(begin)

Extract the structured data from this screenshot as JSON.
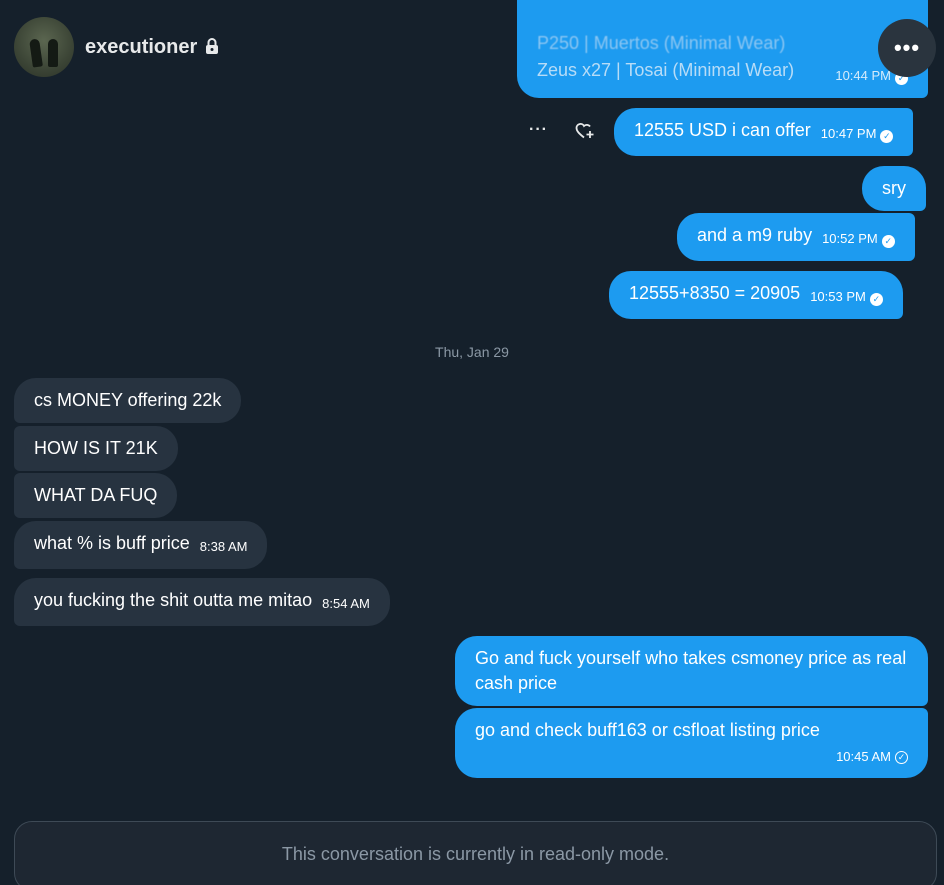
{
  "header": {
    "name": "executioner",
    "more_label": "•••"
  },
  "previous_message": {
    "line1": "P250 | Muertos (Minimal Wear)",
    "line2": "Zeus x27 | Tosai (Minimal Wear)",
    "time": "10:44 PM"
  },
  "actions": {
    "more_label": "···"
  },
  "messages_out_1": [
    {
      "text": "12555 USD i can offer",
      "time": "10:47 PM"
    },
    {
      "text": "sry"
    },
    {
      "text": "and a m9 ruby",
      "time": "10:52 PM"
    },
    {
      "text": "12555+8350 = 20905",
      "time": "10:53 PM"
    }
  ],
  "date_separator": "Thu, Jan 29",
  "messages_in": [
    {
      "text": "cs MONEY offering 22k"
    },
    {
      "text": "HOW IS IT 21K"
    },
    {
      "text": "WHAT DA FUQ"
    },
    {
      "text": "what % is buff price",
      "time": "8:38 AM"
    },
    {
      "text": "you fucking the shit outta me mitao",
      "time": "8:54 AM"
    }
  ],
  "messages_out_2": [
    {
      "text": "Go and fuck yourself who takes csmoney price as real cash price"
    },
    {
      "text": "go and check buff163 or csfloat listing price",
      "time": "10:45 AM"
    }
  ],
  "footer": {
    "readonly_text": "This conversation is currently in read-only mode."
  },
  "colors": {
    "background": "#15202b",
    "outgoing": "#1d9bf0",
    "incoming": "#273340"
  },
  "icons": [
    "lock-icon",
    "more-icon",
    "add-reaction-icon",
    "check-icon"
  ]
}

(end)

● **The request**: Your copy of the data above should match it exactly, except that pictures are left out.

● **Answer to the problem**:
Extract the structured data from this screenshot as JSON.
{
  "header": {
    "name": "executioner",
    "more_label": "•••"
  },
  "previous_message": {
    "line1": "P250 | Muertos (Minimal Wear)",
    "line2": "Zeus x27 | Tosai (Minimal Wear)",
    "time": "10:44 PM"
  },
  "actions": {
    "more_label": "···"
  },
  "messages_out_1": [
    {
      "text": "12555 USD i can offer",
      "time": "10:47 PM"
    },
    {
      "text": "sry"
    },
    {
      "text": "and a m9 ruby",
      "time": "10:52 PM"
    },
    {
      "text": "12555+8350 = 20905",
      "time": "10:53 PM"
    }
  ],
  "date_separator": "Thu, Jan 29",
  "messages_in": [
    {
      "text": "cs MONEY offering 22k"
    },
    {
      "text": "HOW IS IT 21K"
    },
    {
      "text": "WHAT DA FUQ"
    },
    {
      "text": "what % is buff price",
      "time": "8:38 AM"
    },
    {
      "text": "you fucking the shit outta me mitao",
      "time": "8:54 AM"
    }
  ],
  "messages_out_2": [
    {
      "text": "Go and fuck yourself who takes csmoney price as real cash price"
    },
    {
      "text": "go and check buff163 or csfloat listing price",
      "time": "10:45 AM"
    }
  ],
  "footer": {
    "readonly_text": "This conversation is currently in read-only mode."
  },
  "colors": {
    "background": "#15202b",
    "outgoing": "#1d9bf0",
    "incoming": "#273340"
  },
  "icons": [
    "lock-icon",
    "more-icon",
    "add-reaction-icon",
    "check-icon"
  ]
}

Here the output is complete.